## Figure collection entries
'''

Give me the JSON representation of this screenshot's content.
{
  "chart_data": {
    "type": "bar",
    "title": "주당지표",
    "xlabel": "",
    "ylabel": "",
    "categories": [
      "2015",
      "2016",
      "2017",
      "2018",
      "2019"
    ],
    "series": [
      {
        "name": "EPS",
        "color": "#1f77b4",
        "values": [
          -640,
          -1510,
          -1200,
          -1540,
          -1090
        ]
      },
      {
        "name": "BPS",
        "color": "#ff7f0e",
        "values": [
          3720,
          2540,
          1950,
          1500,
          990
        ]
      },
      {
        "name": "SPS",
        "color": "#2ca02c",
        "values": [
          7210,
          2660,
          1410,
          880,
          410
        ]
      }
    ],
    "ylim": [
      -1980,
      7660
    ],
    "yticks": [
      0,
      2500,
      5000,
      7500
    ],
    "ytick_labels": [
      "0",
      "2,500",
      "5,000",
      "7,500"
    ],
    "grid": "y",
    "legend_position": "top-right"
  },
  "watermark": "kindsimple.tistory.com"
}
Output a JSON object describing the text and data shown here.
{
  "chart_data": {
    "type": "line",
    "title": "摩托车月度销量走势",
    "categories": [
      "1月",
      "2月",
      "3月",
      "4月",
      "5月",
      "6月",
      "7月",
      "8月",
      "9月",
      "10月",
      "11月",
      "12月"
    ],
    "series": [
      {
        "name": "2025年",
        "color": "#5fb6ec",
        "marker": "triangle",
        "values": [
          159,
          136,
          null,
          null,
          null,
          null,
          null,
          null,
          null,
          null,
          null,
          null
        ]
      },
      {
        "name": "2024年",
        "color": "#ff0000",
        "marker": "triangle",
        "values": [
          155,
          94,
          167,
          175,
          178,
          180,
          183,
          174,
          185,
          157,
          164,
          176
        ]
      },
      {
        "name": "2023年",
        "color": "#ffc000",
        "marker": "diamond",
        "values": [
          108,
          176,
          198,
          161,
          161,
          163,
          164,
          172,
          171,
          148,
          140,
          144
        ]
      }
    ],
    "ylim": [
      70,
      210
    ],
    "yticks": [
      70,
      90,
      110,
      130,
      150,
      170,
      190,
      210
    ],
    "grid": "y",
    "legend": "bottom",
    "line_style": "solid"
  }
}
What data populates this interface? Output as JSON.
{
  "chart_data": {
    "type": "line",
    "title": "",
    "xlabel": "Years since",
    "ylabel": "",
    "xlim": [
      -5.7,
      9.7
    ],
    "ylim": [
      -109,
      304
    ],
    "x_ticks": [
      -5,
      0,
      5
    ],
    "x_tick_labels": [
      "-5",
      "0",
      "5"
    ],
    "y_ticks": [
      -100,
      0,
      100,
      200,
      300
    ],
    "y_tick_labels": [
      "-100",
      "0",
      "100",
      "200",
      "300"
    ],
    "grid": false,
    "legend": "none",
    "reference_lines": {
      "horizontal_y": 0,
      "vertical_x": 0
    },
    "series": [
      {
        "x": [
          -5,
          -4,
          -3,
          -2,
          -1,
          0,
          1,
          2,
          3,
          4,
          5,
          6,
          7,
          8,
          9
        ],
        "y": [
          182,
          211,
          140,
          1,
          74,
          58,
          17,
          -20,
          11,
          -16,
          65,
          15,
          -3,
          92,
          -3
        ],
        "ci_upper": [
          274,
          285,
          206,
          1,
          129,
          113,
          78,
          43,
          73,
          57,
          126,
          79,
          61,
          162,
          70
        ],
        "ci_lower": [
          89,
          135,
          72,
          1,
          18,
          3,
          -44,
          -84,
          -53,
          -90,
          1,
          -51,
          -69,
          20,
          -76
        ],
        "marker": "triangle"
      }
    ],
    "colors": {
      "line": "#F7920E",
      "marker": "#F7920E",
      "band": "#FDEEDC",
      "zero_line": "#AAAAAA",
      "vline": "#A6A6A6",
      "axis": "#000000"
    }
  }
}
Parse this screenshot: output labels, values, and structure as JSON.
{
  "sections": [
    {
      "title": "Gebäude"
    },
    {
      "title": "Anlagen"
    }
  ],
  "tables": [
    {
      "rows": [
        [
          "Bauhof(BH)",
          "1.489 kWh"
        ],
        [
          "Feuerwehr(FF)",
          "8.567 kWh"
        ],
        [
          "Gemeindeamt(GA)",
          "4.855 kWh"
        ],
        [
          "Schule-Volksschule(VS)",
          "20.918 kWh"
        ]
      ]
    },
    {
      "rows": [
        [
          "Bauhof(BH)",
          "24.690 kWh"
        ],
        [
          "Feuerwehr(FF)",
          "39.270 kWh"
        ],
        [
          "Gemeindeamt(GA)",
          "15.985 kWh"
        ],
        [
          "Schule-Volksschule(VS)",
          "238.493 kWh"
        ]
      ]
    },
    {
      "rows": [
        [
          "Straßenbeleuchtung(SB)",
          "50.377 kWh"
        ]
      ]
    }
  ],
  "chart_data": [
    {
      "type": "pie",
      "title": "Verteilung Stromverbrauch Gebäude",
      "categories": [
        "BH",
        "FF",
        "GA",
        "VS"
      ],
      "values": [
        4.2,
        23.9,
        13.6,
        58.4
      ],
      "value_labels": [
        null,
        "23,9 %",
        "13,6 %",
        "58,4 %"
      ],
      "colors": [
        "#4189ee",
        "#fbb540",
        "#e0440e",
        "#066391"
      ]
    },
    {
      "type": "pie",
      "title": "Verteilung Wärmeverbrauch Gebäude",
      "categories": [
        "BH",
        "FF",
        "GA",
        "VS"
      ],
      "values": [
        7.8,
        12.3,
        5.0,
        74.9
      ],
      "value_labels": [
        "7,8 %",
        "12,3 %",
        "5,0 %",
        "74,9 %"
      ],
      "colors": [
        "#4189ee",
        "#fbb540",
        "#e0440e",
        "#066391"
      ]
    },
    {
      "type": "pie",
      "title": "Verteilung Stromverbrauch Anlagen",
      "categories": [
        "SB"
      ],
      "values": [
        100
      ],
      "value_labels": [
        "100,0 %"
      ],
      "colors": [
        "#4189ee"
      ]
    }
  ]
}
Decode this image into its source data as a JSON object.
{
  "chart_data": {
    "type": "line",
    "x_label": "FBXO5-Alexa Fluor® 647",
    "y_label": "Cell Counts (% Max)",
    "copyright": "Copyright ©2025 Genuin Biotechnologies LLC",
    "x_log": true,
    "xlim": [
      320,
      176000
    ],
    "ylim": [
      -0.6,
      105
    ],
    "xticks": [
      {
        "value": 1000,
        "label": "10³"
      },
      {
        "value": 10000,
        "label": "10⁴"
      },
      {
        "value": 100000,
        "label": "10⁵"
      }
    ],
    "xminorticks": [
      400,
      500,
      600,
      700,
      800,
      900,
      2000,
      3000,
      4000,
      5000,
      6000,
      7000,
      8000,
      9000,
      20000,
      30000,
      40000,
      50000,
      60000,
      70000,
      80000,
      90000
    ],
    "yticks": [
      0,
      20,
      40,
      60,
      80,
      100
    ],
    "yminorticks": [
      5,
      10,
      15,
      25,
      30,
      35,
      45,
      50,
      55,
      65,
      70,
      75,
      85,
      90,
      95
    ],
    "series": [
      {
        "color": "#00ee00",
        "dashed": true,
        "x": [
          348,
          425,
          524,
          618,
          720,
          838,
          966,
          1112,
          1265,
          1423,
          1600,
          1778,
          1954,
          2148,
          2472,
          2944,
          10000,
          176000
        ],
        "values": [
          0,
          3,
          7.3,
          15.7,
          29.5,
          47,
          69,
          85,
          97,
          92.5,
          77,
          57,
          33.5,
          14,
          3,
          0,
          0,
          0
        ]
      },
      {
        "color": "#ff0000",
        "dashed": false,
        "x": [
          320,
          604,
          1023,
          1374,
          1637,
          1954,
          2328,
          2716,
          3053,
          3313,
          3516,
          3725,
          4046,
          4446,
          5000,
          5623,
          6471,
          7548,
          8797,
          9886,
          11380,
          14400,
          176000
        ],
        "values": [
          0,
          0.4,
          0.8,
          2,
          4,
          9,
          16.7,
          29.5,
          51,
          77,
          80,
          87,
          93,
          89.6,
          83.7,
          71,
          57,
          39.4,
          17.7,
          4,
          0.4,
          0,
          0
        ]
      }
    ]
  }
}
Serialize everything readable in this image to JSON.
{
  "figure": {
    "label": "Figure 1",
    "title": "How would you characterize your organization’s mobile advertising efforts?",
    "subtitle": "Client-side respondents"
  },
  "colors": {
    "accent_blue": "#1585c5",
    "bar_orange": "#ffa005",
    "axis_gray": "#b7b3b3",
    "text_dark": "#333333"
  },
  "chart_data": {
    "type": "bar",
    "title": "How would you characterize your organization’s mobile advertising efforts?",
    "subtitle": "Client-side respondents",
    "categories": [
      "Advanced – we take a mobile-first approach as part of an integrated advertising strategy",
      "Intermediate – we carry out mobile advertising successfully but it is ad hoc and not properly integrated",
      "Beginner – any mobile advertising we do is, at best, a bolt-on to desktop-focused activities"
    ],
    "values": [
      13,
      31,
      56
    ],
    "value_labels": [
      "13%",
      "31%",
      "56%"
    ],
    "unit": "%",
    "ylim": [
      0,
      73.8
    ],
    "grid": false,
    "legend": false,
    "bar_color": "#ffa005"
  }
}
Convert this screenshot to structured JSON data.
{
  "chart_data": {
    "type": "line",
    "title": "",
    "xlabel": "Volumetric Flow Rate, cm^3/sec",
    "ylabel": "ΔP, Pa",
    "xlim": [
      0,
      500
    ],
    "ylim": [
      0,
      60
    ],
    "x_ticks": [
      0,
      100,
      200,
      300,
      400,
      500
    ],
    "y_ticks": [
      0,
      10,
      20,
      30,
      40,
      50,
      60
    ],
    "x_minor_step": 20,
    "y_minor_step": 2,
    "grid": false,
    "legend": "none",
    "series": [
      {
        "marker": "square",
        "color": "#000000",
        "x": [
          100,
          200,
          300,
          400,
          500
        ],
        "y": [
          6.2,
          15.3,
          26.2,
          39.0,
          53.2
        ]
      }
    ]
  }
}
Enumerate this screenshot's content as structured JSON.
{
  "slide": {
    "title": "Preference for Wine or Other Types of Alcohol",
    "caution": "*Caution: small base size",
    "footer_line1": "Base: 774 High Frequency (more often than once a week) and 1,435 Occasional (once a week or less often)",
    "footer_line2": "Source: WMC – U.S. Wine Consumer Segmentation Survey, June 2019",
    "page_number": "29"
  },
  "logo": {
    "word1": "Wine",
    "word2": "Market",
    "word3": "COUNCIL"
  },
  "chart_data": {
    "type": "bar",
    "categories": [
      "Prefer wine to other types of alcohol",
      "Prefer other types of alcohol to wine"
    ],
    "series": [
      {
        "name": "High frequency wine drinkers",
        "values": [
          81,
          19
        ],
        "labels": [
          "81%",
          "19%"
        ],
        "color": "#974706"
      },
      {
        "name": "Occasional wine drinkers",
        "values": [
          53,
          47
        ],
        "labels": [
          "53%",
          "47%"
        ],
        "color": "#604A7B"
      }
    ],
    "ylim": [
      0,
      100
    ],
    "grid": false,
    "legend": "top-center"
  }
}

'''

## Work instructions
Isolate the lines above that contain the word "respondents" and copy them.

## Task result
    "subtitle": "Client-side respondents"
    "subtitle": "Client-side respondents",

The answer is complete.